> _REQUEST_
Find the lines with "structured" in them and copy them out.

> _MATERIAL SHOWN_
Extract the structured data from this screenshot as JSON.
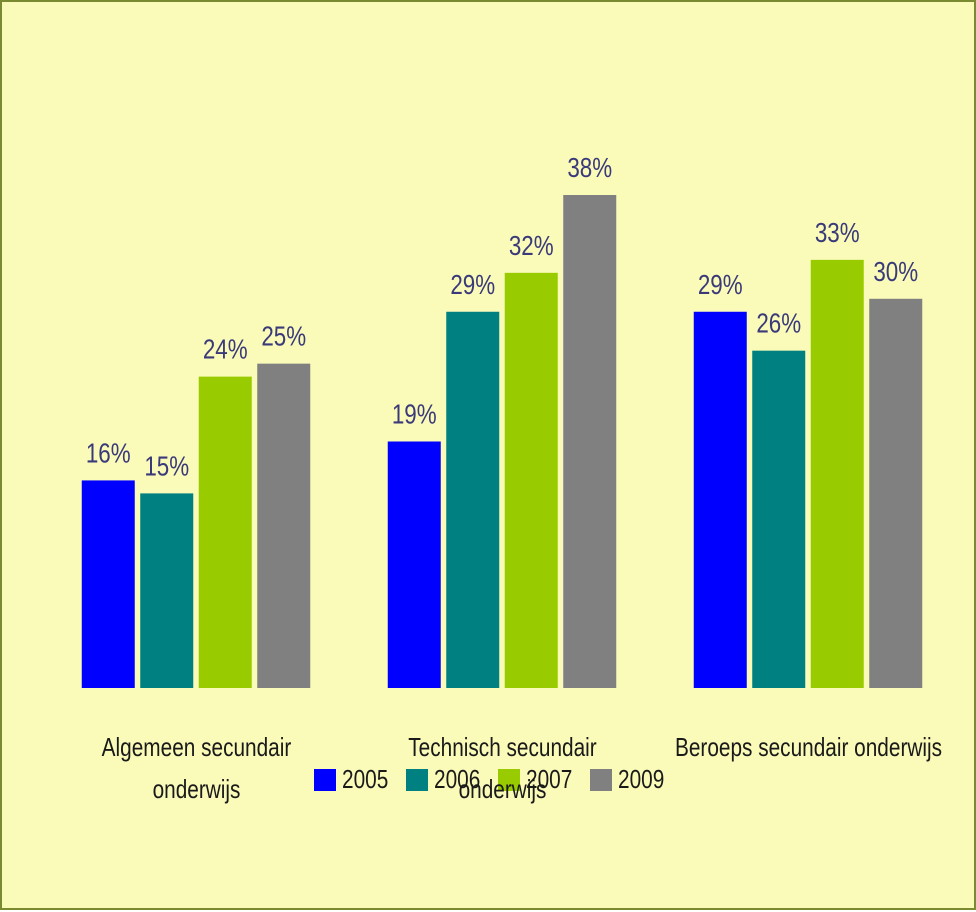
{
  "chart_data": {
    "type": "bar",
    "categories": [
      "Algemeen secundair onderwijs",
      "Technisch secundair onderwijs",
      "Beroeps secundair onderwijs"
    ],
    "series": [
      {
        "name": "2005",
        "color": "#0000ff",
        "values": [
          16,
          19,
          29
        ],
        "value_labels": [
          "16%",
          "19%",
          "29%"
        ]
      },
      {
        "name": "2006",
        "color": "#008080",
        "values": [
          15,
          29,
          26
        ],
        "value_labels": [
          "15%",
          "29%",
          "26%"
        ]
      },
      {
        "name": "2007",
        "color": "#99cc00",
        "values": [
          24,
          32,
          33
        ],
        "value_labels": [
          "24%",
          "32%",
          "33%"
        ]
      },
      {
        "name": "2009",
        "color": "#808080",
        "values": [
          25,
          38,
          30
        ],
        "value_labels": [
          "25%",
          "38%",
          "30%"
        ]
      }
    ],
    "legend": "bottom"
  }
}
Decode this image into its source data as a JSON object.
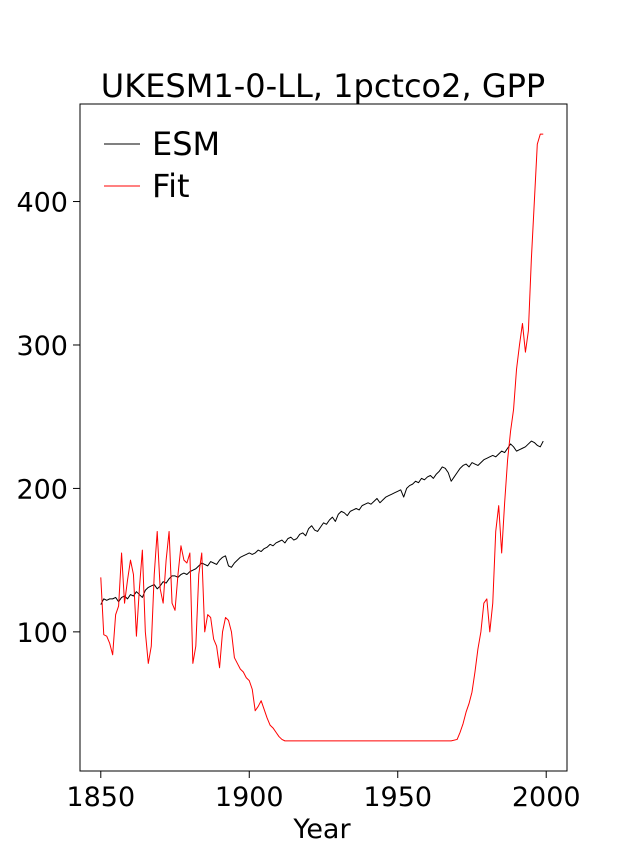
{
  "chart_data": {
    "type": "line",
    "title": "UKESM1-0-LL, 1pctco2, GPP",
    "xlabel": "Year",
    "ylabel": "",
    "xlim": [
      1843,
      2007
    ],
    "ylim": [
      3,
      468
    ],
    "xticks": [
      1850,
      1900,
      1950,
      2000
    ],
    "yticks": [
      100,
      200,
      300,
      400
    ],
    "grid": false,
    "legend_position": "top-left",
    "series": [
      {
        "name": "ESM",
        "color": "#000000",
        "x": [
          1850,
          1851,
          1852,
          1853,
          1854,
          1855,
          1856,
          1857,
          1858,
          1859,
          1860,
          1861,
          1862,
          1863,
          1864,
          1865,
          1866,
          1867,
          1868,
          1869,
          1870,
          1871,
          1872,
          1873,
          1874,
          1875,
          1876,
          1877,
          1878,
          1879,
          1880,
          1881,
          1882,
          1883,
          1884,
          1885,
          1886,
          1887,
          1888,
          1889,
          1890,
          1891,
          1892,
          1893,
          1894,
          1895,
          1896,
          1897,
          1898,
          1899,
          1900,
          1901,
          1902,
          1903,
          1904,
          1905,
          1906,
          1907,
          1908,
          1909,
          1910,
          1911,
          1912,
          1913,
          1914,
          1915,
          1916,
          1917,
          1918,
          1919,
          1920,
          1921,
          1922,
          1923,
          1924,
          1925,
          1926,
          1927,
          1928,
          1929,
          1930,
          1931,
          1932,
          1933,
          1934,
          1935,
          1936,
          1937,
          1938,
          1939,
          1940,
          1941,
          1942,
          1943,
          1944,
          1945,
          1946,
          1947,
          1948,
          1949,
          1950,
          1951,
          1952,
          1953,
          1954,
          1955,
          1956,
          1957,
          1958,
          1959,
          1960,
          1961,
          1962,
          1963,
          1964,
          1965,
          1966,
          1967,
          1968,
          1969,
          1970,
          1971,
          1972,
          1973,
          1974,
          1975,
          1976,
          1977,
          1978,
          1979,
          1980,
          1981,
          1982,
          1983,
          1984,
          1985,
          1986,
          1987,
          1988,
          1989,
          1990,
          1991,
          1992,
          1993,
          1994,
          1995,
          1996,
          1997,
          1998,
          1999
        ],
        "y": [
          119,
          123,
          122,
          123,
          123,
          124,
          121,
          124,
          125,
          123,
          126,
          125,
          128,
          126,
          124,
          129,
          131,
          132,
          133,
          130,
          132,
          135,
          134,
          137,
          139,
          139,
          138,
          140,
          141,
          140,
          142,
          143,
          144,
          146,
          148,
          147,
          146,
          149,
          148,
          147,
          150,
          152,
          153,
          146,
          145,
          148,
          150,
          152,
          153,
          154,
          155,
          154,
          155,
          157,
          156,
          158,
          159,
          161,
          160,
          162,
          163,
          164,
          162,
          165,
          166,
          164,
          165,
          168,
          169,
          167,
          172,
          174,
          171,
          170,
          173,
          176,
          175,
          178,
          180,
          177,
          182,
          184,
          183,
          181,
          184,
          185,
          186,
          185,
          188,
          189,
          190,
          189,
          191,
          193,
          190,
          192,
          194,
          195,
          196,
          197,
          198,
          199,
          194,
          200,
          202,
          203,
          205,
          204,
          207,
          206,
          208,
          209,
          207,
          210,
          212,
          215,
          214,
          211,
          205,
          208,
          211,
          214,
          216,
          217,
          215,
          218,
          217,
          216,
          218,
          220,
          221,
          222,
          223,
          222,
          224,
          226,
          225,
          228,
          231,
          229,
          226,
          227,
          228,
          229,
          231,
          233,
          232,
          230,
          229,
          233
        ]
      },
      {
        "name": "Fit",
        "color": "#ff0000",
        "x": [
          1850,
          1851,
          1852,
          1853,
          1854,
          1855,
          1856,
          1857,
          1858,
          1859,
          1860,
          1861,
          1862,
          1863,
          1864,
          1865,
          1866,
          1867,
          1868,
          1869,
          1870,
          1871,
          1872,
          1873,
          1874,
          1875,
          1876,
          1877,
          1878,
          1879,
          1880,
          1881,
          1882,
          1883,
          1884,
          1885,
          1886,
          1887,
          1888,
          1889,
          1890,
          1891,
          1892,
          1893,
          1894,
          1895,
          1896,
          1897,
          1898,
          1899,
          1900,
          1901,
          1902,
          1903,
          1904,
          1905,
          1906,
          1907,
          1908,
          1909,
          1910,
          1911,
          1912,
          1913,
          1914,
          1915,
          1916,
          1917,
          1918,
          1920,
          1930,
          1940,
          1950,
          1960,
          1965,
          1968,
          1970,
          1971,
          1972,
          1973,
          1974,
          1975,
          1976,
          1977,
          1978,
          1979,
          1980,
          1981,
          1982,
          1983,
          1984,
          1985,
          1986,
          1987,
          1988,
          1989,
          1990,
          1991,
          1992,
          1993,
          1994,
          1995,
          1996,
          1997,
          1998,
          1999
        ],
        "y": [
          138,
          98,
          97,
          92,
          84,
          112,
          118,
          155,
          120,
          136,
          150,
          140,
          97,
          130,
          157,
          100,
          78,
          90,
          140,
          170,
          130,
          120,
          150,
          170,
          120,
          115,
          140,
          160,
          150,
          148,
          155,
          78,
          90,
          140,
          155,
          100,
          112,
          110,
          95,
          90,
          75,
          100,
          110,
          108,
          100,
          82,
          78,
          74,
          72,
          68,
          66,
          60,
          45,
          48,
          52,
          46,
          40,
          35,
          33,
          30,
          27,
          25,
          24,
          24,
          24,
          24,
          24,
          24,
          24,
          24,
          24,
          24,
          24,
          24,
          24,
          24,
          25,
          30,
          36,
          44,
          50,
          58,
          72,
          88,
          100,
          120,
          123,
          100,
          120,
          170,
          188,
          155,
          190,
          220,
          240,
          255,
          283,
          300,
          315,
          295,
          310,
          360,
          400,
          440,
          447,
          447
        ]
      }
    ]
  }
}
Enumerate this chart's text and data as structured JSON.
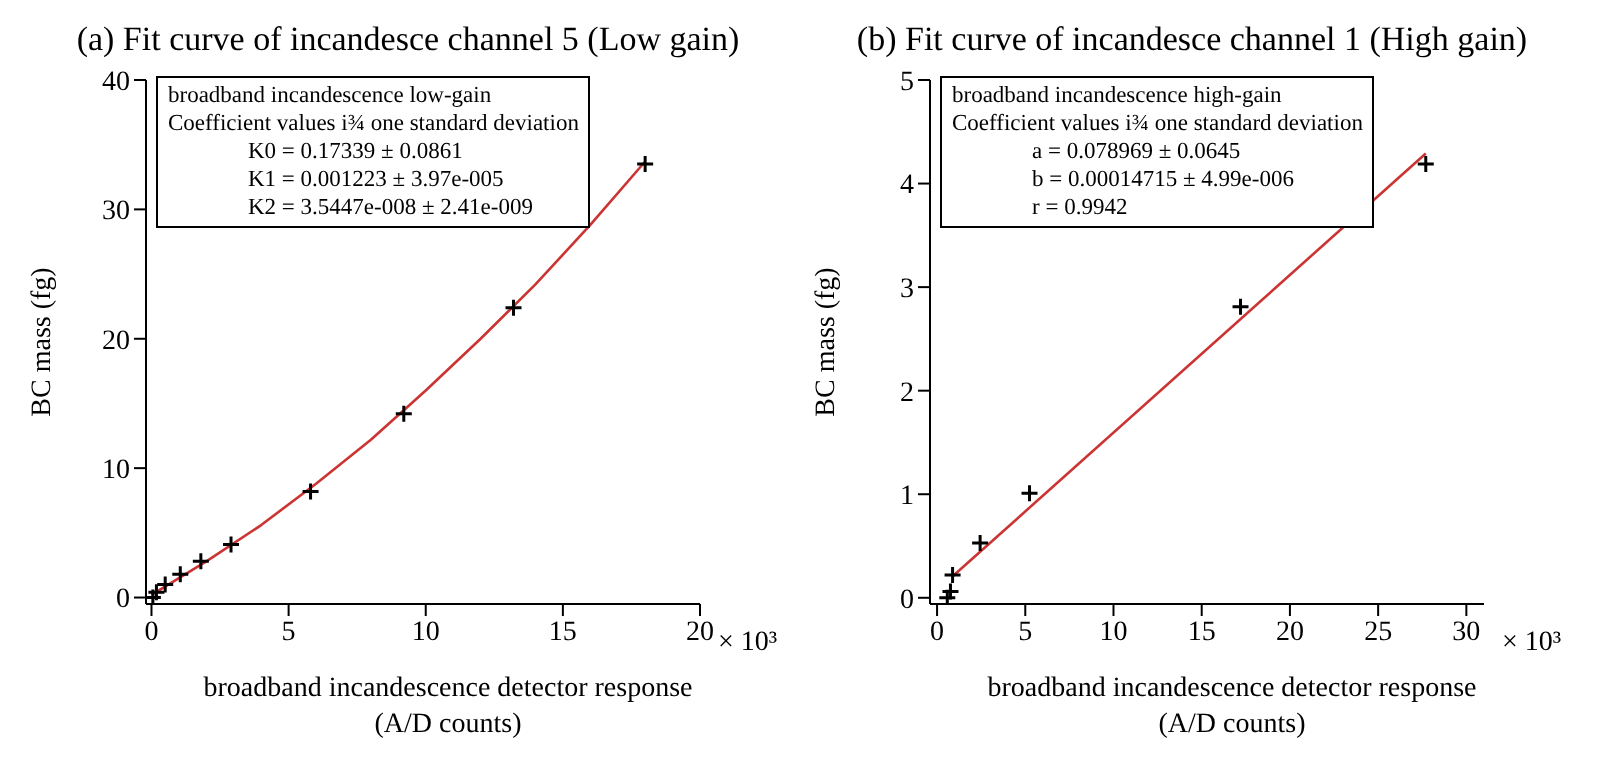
{
  "chart_data": [
    {
      "type": "scatter",
      "title": "(a) Fit curve of incandesce channel 5 (Low gain)",
      "xlabel": "broadband incandescence detector response\n(A/D counts)",
      "ylabel": "BC mass (fg)",
      "annotations": [
        "broadband incandescence low-gain",
        "Coefficient values i¾ one standard deviation",
        "K0 = 0.17339 ± 0.0861",
        "K1 = 0.001223 ± 3.97e-005",
        "K2 = 3.5447e-008 ± 2.41e-009",
        "× 10³"
      ],
      "xlim": [
        -0.2,
        20
      ],
      "xticks": [
        0,
        5,
        10,
        15,
        20
      ],
      "ylim": [
        -0.5,
        40
      ],
      "yticks": [
        0,
        10,
        20,
        30,
        40
      ],
      "series": [
        {
          "marker": "cross",
          "color": "#000000",
          "x": [
            0.05,
            0.18,
            0.5,
            1.05,
            1.8,
            2.9,
            5.8,
            9.2,
            13.2,
            18.0
          ],
          "values": [
            0.0,
            0.4,
            1.0,
            1.8,
            2.8,
            4.1,
            8.2,
            14.2,
            22.4,
            33.5
          ]
        },
        {
          "type": "line",
          "marker": "none",
          "color": "#cc3333",
          "x": [
            0,
            2,
            4,
            6,
            8,
            10,
            12,
            14,
            16,
            18
          ],
          "values": [
            0.2,
            2.8,
            5.6,
            8.8,
            12.2,
            16.0,
            20.0,
            24.2,
            28.8,
            33.7
          ]
        }
      ]
    },
    {
      "type": "scatter",
      "title": "(b) Fit curve of incandesce channel 1 (High gain)",
      "xlabel": "broadband incandescence detector response\n(A/D counts)",
      "ylabel": "BC mass (fg)",
      "annotations": [
        "broadband incandescence high-gain",
        "Coefficient values i¾ one standard deviation",
        "a = 0.078969 ± 0.0645",
        "b = 0.00014715 ± 4.99e-006",
        "r = 0.9942",
        "× 10³"
      ],
      "xlim": [
        -0.4,
        31
      ],
      "xticks": [
        0,
        5,
        10,
        15,
        20,
        25,
        30
      ],
      "ylim": [
        -0.06,
        5
      ],
      "yticks": [
        0,
        1,
        2,
        3,
        4,
        5
      ],
      "series": [
        {
          "marker": "cross",
          "color": "#000000",
          "x": [
            0.58,
            0.76,
            0.88,
            2.44,
            5.24,
            17.2,
            27.7
          ],
          "values": [
            0.0,
            0.06,
            0.22,
            0.53,
            1.01,
            2.81,
            4.19
          ]
        },
        {
          "type": "line",
          "marker": "none",
          "color": "#cc3333",
          "x": [
            0.9,
            27.7
          ],
          "values": [
            0.21,
            4.29
          ]
        }
      ]
    }
  ]
}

> _SOLUTION_
Extract the structured data from this screenshot as JSON.
Enumerate this chart's text and data as structured JSON.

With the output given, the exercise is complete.